● Your task
Look for the string "control" in every line, and copy each line that has it.

Stored data entries

------------------------------------------------------------

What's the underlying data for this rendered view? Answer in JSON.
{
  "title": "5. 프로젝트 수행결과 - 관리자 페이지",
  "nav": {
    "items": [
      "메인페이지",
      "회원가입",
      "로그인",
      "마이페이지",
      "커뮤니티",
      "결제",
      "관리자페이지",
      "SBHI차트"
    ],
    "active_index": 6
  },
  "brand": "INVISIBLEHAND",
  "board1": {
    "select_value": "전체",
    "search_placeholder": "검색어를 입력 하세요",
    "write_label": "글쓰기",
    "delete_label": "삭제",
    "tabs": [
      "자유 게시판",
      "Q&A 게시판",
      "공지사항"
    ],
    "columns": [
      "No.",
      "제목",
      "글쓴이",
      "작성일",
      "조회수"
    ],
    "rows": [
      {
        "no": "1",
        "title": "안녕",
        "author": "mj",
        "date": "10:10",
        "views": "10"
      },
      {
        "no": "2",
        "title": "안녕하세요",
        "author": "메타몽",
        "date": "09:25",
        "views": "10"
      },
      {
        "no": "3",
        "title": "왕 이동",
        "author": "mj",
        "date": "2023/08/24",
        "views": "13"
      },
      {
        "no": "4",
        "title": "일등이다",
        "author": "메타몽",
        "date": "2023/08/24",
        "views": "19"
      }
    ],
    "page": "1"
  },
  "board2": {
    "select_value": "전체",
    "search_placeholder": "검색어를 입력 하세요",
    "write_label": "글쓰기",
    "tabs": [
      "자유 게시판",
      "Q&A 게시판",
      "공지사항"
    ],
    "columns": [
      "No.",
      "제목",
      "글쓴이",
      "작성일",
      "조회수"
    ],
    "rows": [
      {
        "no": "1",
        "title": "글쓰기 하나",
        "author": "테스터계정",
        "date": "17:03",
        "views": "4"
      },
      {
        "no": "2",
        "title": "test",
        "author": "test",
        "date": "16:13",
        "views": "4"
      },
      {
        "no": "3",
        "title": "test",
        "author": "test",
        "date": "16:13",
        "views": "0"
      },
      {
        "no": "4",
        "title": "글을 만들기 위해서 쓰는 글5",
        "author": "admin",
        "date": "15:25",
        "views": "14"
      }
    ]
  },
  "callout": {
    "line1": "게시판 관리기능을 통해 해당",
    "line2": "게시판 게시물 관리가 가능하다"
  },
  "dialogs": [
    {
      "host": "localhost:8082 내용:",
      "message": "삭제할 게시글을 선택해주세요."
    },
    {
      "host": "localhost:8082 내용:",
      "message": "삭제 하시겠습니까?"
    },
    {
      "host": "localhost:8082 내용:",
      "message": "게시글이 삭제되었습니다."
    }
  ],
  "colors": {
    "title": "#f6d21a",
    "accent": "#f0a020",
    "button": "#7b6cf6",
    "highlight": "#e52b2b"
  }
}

------------------------------------------------------------

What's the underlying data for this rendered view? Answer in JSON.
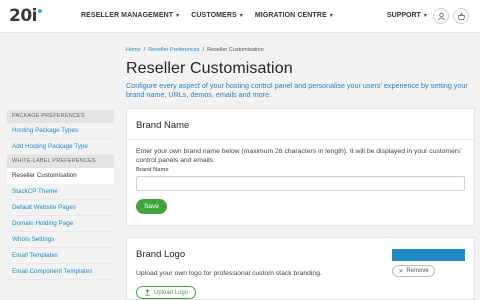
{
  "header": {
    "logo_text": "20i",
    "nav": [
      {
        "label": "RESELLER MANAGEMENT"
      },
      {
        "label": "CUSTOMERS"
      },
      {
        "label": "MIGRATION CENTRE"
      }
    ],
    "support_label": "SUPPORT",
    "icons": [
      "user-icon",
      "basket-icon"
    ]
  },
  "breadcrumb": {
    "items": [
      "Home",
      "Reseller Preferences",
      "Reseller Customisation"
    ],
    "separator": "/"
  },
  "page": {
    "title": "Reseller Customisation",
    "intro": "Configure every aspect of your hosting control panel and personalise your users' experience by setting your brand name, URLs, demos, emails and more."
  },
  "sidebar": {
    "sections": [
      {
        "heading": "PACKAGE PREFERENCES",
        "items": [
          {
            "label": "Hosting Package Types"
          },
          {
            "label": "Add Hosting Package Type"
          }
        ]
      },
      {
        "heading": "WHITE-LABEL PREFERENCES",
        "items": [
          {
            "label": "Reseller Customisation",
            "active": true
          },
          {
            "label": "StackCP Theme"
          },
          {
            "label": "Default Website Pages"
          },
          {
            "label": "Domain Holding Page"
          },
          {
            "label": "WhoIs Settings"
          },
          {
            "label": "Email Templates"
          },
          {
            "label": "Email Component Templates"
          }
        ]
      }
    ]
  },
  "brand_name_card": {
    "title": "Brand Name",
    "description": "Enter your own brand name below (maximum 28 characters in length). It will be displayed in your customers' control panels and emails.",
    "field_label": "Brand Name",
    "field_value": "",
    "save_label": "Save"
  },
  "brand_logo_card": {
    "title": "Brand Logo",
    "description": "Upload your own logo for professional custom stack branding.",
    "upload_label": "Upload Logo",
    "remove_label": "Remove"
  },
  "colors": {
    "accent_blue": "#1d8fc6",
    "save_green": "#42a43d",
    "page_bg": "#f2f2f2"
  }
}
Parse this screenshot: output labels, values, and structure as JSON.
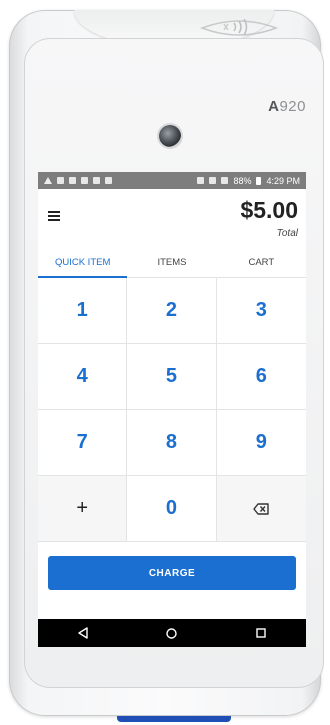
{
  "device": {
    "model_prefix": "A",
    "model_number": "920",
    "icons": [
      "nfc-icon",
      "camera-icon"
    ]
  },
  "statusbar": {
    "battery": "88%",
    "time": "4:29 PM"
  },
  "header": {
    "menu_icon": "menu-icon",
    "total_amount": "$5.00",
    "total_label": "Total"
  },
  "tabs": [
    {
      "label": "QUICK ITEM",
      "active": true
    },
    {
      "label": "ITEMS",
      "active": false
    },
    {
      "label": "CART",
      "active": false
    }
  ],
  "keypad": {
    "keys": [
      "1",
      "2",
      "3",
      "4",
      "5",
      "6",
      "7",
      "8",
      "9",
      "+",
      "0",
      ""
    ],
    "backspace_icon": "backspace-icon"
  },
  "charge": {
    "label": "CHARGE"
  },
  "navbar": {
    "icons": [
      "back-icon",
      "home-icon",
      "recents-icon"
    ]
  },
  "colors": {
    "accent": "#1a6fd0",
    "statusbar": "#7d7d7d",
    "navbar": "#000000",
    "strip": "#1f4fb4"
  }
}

------------------------------------------------------------

● Task solution
    "intro": "Configure every aspect of your hosting control panel and personalise your users' experience by setting your brand name, URLs, demos, emails and more."
    "description": "Enter your own brand name below (maximum 28 characters in length). It will be displayed in your customers' control panels and emails.",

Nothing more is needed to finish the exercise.